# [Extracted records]
★ ★ ★
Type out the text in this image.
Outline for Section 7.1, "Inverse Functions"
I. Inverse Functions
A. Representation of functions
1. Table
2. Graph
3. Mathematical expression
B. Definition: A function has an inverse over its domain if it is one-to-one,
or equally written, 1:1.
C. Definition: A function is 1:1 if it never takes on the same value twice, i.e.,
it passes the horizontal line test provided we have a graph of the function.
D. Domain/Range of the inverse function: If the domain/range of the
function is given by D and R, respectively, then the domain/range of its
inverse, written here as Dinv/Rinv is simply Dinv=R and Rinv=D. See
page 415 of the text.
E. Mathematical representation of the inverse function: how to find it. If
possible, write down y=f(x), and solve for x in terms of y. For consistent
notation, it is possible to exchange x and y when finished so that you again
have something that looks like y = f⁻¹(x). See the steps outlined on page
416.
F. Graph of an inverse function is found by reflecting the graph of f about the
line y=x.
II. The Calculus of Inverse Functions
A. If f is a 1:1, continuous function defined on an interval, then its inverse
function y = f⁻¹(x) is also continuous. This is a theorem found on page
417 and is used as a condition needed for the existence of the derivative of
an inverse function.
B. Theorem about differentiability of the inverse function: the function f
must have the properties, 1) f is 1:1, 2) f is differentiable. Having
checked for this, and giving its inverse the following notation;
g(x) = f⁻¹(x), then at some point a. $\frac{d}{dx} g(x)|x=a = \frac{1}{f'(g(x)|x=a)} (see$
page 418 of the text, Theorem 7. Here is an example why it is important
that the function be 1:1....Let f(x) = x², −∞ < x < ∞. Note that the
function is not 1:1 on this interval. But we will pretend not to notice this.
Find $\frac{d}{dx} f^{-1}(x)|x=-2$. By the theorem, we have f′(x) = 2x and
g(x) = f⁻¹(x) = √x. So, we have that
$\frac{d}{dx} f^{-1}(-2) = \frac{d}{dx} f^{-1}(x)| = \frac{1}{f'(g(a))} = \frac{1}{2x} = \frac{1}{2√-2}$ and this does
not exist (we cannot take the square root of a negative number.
★ ★ ★
# [Exercise objective]
Repeat each record in full; every line must match exactly.

# [Task answer]
Type out the text in this image.
Outline for Section 7.1, "Inverse Functions"
I. Inverse Functions
A. Representation of functions
1. Table
2. Graph
3. Mathematical expression
B. Definition: A function has an inverse over its domain if it is one-to-one,
or equally written, 1:1.
C. Definition: A function is 1:1 if it never takes on the same value twice, i.e.,
it passes the horizontal line test provided we have a graph of the function.
D. Domain/Range of the inverse function: If the domain/range of the
function is given by D and R, respectively, then the domain/range of its
inverse, written here as Dinv/Rinv is simply Dinv=R and Rinv=D. See
page 415 of the text.
E. Mathematical representation of the inverse function: how to find it. If
possible, write down y=f(x), and solve for x in terms of y. For consistent
notation, it is possible to exchange x and y when finished so that you again
have something that looks like y = f⁻¹(x). See the steps outlined on page
416.
F. Graph of an inverse function is found by reflecting the graph of f about the
line y=x.
II. The Calculus of Inverse Functions
A. If f is a 1:1, continuous function defined on an interval, then its inverse
function y = f⁻¹(x) is also continuous. This is a theorem found on page
417 and is used as a condition needed for the existence of the derivative of
an inverse function.
B. Theorem about differentiability of the inverse function: the function f
must have the properties, 1) f is 1:1, 2) f is differentiable. Having
checked for this, and giving its inverse the following notation;
g(x) = f⁻¹(x), then at some point a. $\frac{d}{dx} g(x)|x=a = \frac{1}{f'(g(x)|x=a)} (see$
page 418 of the text, Theorem 7. Here is an example why it is important
that the function be 1:1....Let f(x) = x², −∞ < x < ∞. Note that the
function is not 1:1 on this interval. But we will pretend not to notice this.
Find $\frac{d}{dx} f^{-1}(x)|x=-2$. By the theorem, we have f′(x) = 2x and
g(x) = f⁻¹(x) = √x. So, we have that
$\frac{d}{dx} f^{-1}(-2) = \frac{d}{dx} f^{-1}(x)| = \frac{1}{f'(g(a))} = \frac{1}{2x} = \frac{1}{2√-2}$ and this does
not exist (we cannot take the square root of a negative number.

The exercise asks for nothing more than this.